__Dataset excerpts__
========================
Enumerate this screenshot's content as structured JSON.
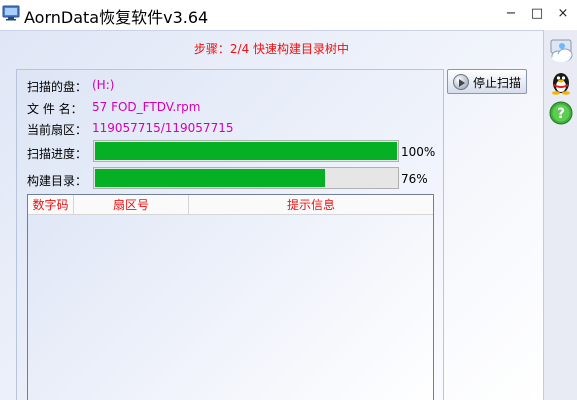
{
  "window": {
    "title": "AornData恢复软件v3.64",
    "minimize_glyph": "−",
    "maximize_glyph": "□",
    "close_glyph": "×"
  },
  "step": "步骤：2/4 快速构建目录树中",
  "scan": {
    "disk_label": "扫描的盘：",
    "disk_value": "(H:)",
    "file_label": "文 件 名：",
    "file_value": "57 FOD_FTDV.rpm",
    "sector_label": "当前扇区：",
    "sector_value": "119057715/119057715",
    "progress_label": "扫描进度：",
    "progress_percent": 100,
    "progress_text": "100%",
    "build_label": "构建目录：",
    "build_percent": 76,
    "build_text": "76%"
  },
  "table": {
    "columns": [
      "数字码",
      "扇区号",
      "提示信息"
    ],
    "rows": []
  },
  "buttons": {
    "stop_scan": "停止扫描"
  },
  "sidebar": {
    "icons": [
      "cloud-icon",
      "qq-icon",
      "help-icon"
    ]
  },
  "colors": {
    "progress_fill": "#06b025",
    "step_text": "#ee1111",
    "value_text": "#d400b4"
  }
}
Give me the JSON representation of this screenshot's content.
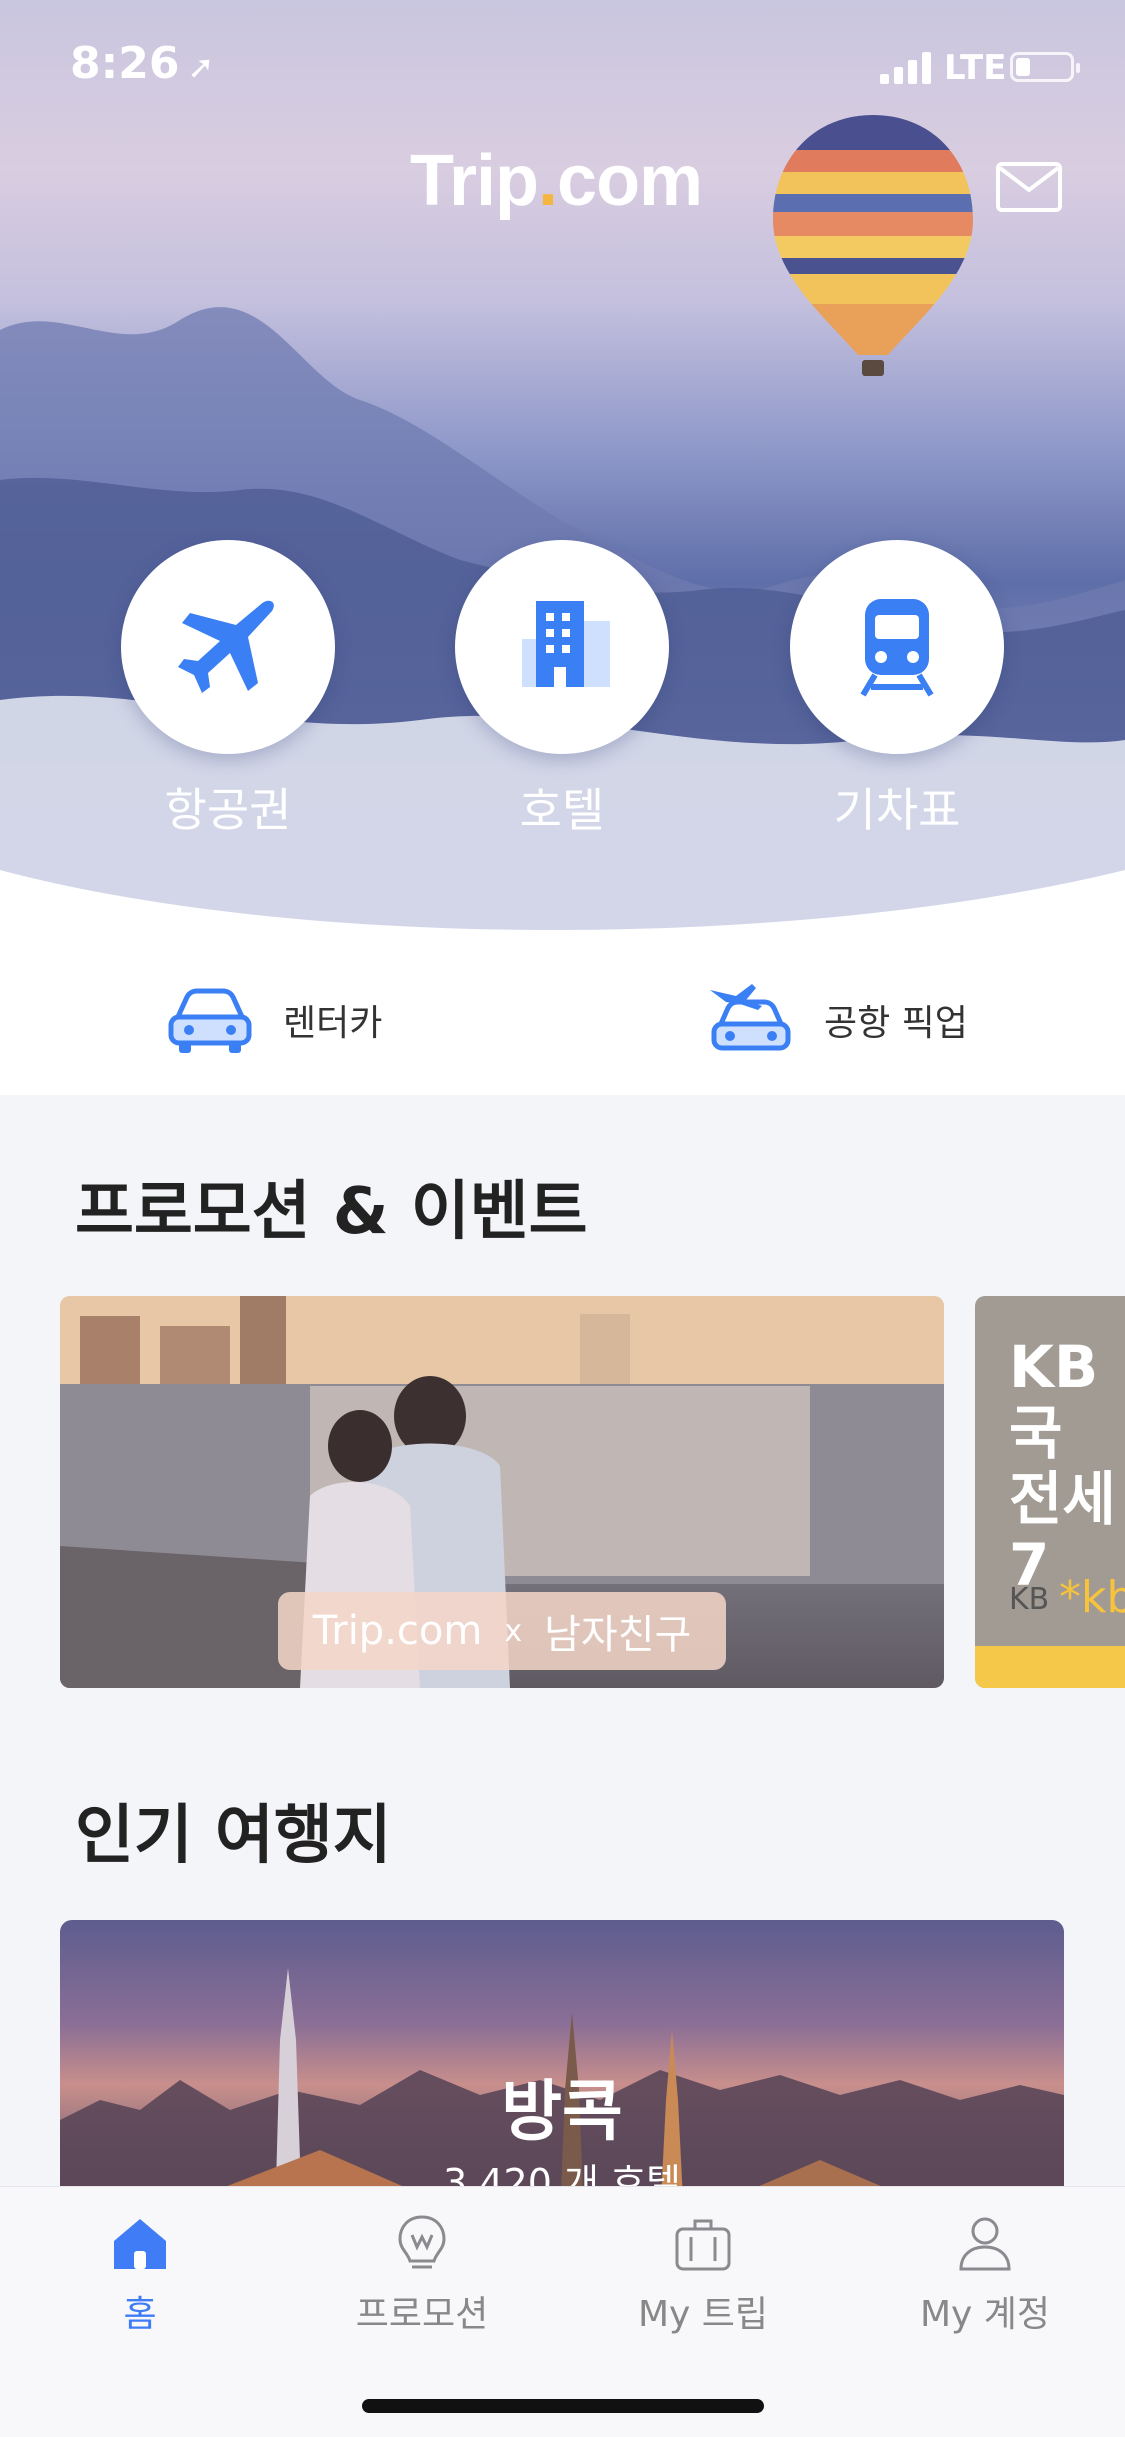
{
  "status_bar": {
    "time": "8:26",
    "network": "LTE",
    "location_icon": "location-arrow-icon"
  },
  "header": {
    "logo_main": "Trip",
    "logo_dot": ".",
    "logo_tld": "com",
    "mail_icon": "mail-icon"
  },
  "services": [
    {
      "label": "항공권",
      "icon": "plane-icon"
    },
    {
      "label": "호텔",
      "icon": "hotel-icon"
    },
    {
      "label": "기차표",
      "icon": "train-icon"
    }
  ],
  "quick_links": [
    {
      "label": "렌터카",
      "icon": "car-icon"
    },
    {
      "label": "공항 픽업",
      "icon": "airport-pickup-icon"
    }
  ],
  "promotions": {
    "title": "프로모션 & 이벤트",
    "cards": [
      {
        "brand": "Trip.com",
        "x": "x",
        "partner": "남자친구"
      },
      {
        "headline_line1": "KB국",
        "headline_line2": "전세7",
        "bank": "KB",
        "bank_mark": "*kb"
      }
    ]
  },
  "popular": {
    "title": "인기 여행지",
    "destinations": [
      {
        "name": "방콕",
        "hotels": "3,420 개 호텔"
      }
    ]
  },
  "tab_bar": {
    "active_color": "#3f7cf5",
    "tabs": [
      {
        "label": "홈",
        "icon": "home-icon",
        "active": true
      },
      {
        "label": "프로모션",
        "icon": "lightbulb-icon",
        "active": false
      },
      {
        "label": "My 트립",
        "icon": "suitcase-icon",
        "active": false
      },
      {
        "label": "My 계정",
        "icon": "user-icon",
        "active": false
      }
    ]
  }
}
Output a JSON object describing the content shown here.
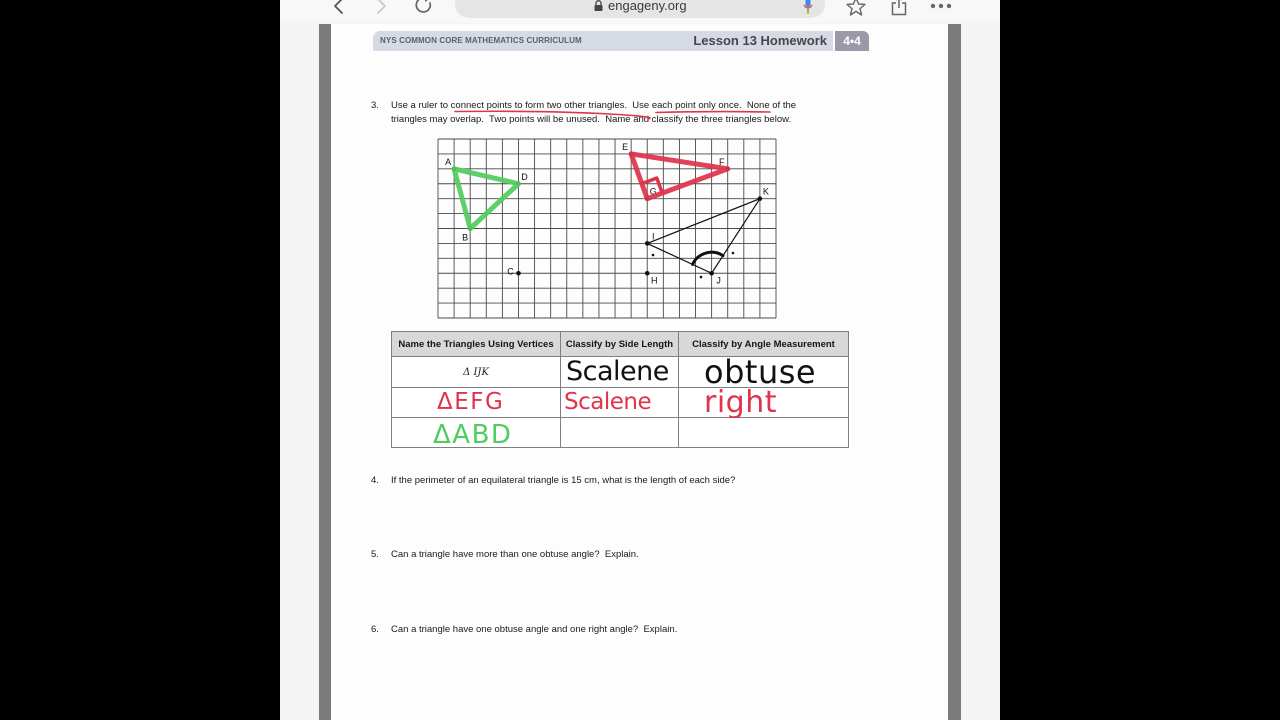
{
  "browser": {
    "url": "engageny.org",
    "icons": {
      "back": "chevron-left-icon",
      "forward": "chevron-right-icon",
      "reload": "reload-icon",
      "lock": "lock-icon",
      "microphone": "microphone-icon",
      "bookmark": "star-icon",
      "share": "share-icon",
      "more": "ellipsis-icon"
    }
  },
  "header": {
    "curriculum": "NYS COMMON CORE MATHEMATICS CURRICULUM",
    "lesson": "Lesson 13 Homework",
    "badge": "4•4"
  },
  "question3": {
    "number": "3.",
    "lines": [
      "Use a ruler to connect points to form two other triangles.  Use each point only once.  None of the",
      "triangles may overlap.  Two points will be unused.  Name and classify the three triangles below."
    ],
    "annotations": {
      "underlined_phrases": [
        "connect points to form two other triangles",
        "Use each point only once"
      ],
      "color": "#e0344c"
    }
  },
  "grid": {
    "columns": 21,
    "rows": 12,
    "points": [
      {
        "label": "A",
        "col": 1,
        "row": 2,
        "label_side": "top-left"
      },
      {
        "label": "B",
        "col": 2,
        "row": 6,
        "label_side": "bottom"
      },
      {
        "label": "C",
        "col": 5,
        "row": 9,
        "label_side": "left"
      },
      {
        "label": "D",
        "col": 5,
        "row": 3,
        "label_side": "top-right"
      },
      {
        "label": "E",
        "col": 12,
        "row": 1,
        "label_side": "top-left"
      },
      {
        "label": "F",
        "col": 18,
        "row": 2,
        "label_side": "top-left"
      },
      {
        "label": "G",
        "col": 13,
        "row": 4,
        "label_side": "top-right"
      },
      {
        "label": "H",
        "col": 13,
        "row": 9,
        "label_side": "bottom-right"
      },
      {
        "label": "I",
        "col": 13,
        "row": 7,
        "label_side": "top-right"
      },
      {
        "label": "J",
        "col": 17,
        "row": 9,
        "label_side": "bottom-right"
      },
      {
        "label": "K",
        "col": 20,
        "row": 4,
        "label_side": "top-right"
      }
    ],
    "triangles": [
      {
        "name": "IJK",
        "vertices": [
          "I",
          "J",
          "K"
        ],
        "ink": "printed",
        "color": "#111111",
        "angle_mark_at": "J"
      },
      {
        "name": "EFG",
        "vertices": [
          "E",
          "F",
          "G"
        ],
        "ink": "handwritten",
        "color": "#e0344c",
        "right_angle_at": "G"
      },
      {
        "name": "ABD",
        "vertices": [
          "A",
          "D",
          "B"
        ],
        "ink": "handwritten",
        "color": "#52cc5f"
      }
    ],
    "unused_points": [
      "C",
      "H"
    ]
  },
  "table": {
    "headers": [
      "Name the Triangles Using Vertices",
      "Classify by Side Length",
      "Classify by Angle Measurement"
    ],
    "rows": [
      {
        "name": {
          "text": "Δ IJK",
          "color": "#222222"
        },
        "side": {
          "text": "Scalene",
          "color": "#111111"
        },
        "angle": {
          "text": "obtuse",
          "color": "#111111"
        }
      },
      {
        "name": {
          "text": "ΔEFG",
          "color": "#e0344c"
        },
        "side": {
          "text": "Scalene",
          "color": "#e0344c"
        },
        "angle": {
          "text": "right",
          "color": "#e0344c"
        }
      },
      {
        "name": {
          "text": "ΔABD",
          "color": "#52cc5f"
        },
        "side": {
          "text": "",
          "color": "#111111"
        },
        "angle": {
          "text": "",
          "color": "#111111"
        }
      }
    ]
  },
  "questions": [
    {
      "number": "4.",
      "text": "If the perimeter of an equilateral triangle is 15 cm, what is the length of each side?"
    },
    {
      "number": "5.",
      "text": "Can a triangle have more than one obtuse angle?  Explain."
    },
    {
      "number": "6.",
      "text": "Can a triangle have one obtuse angle and one right angle?  Explain."
    }
  ]
}
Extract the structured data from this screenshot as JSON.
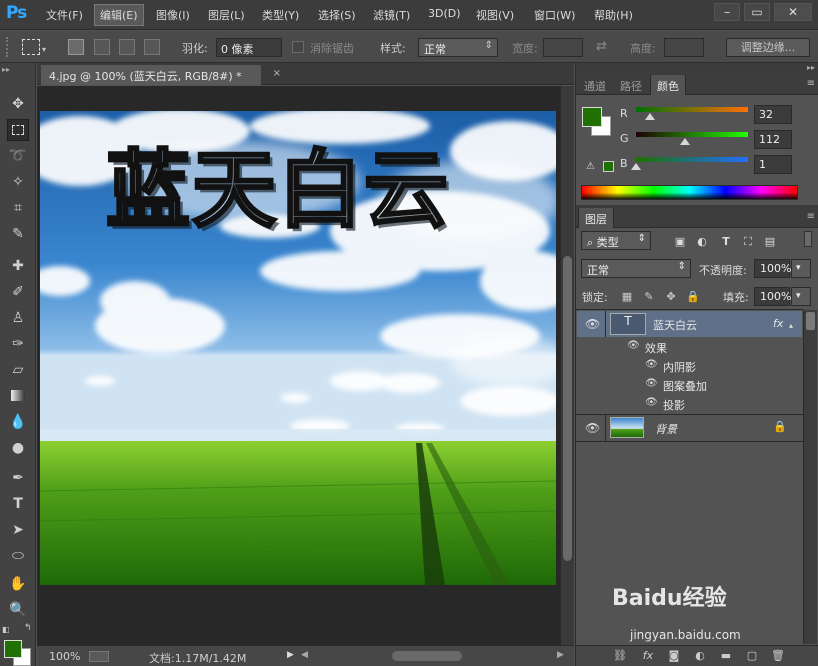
========================
__EXERCISE BRIEF__
Locate all lines in the listing above with the word "other". Copy them.

__SOLVED PROBLEM__
      "Use a ruler to connect points to form two other triangles.  Use each point only once.  None of the",
        "connect points to form two other triangles",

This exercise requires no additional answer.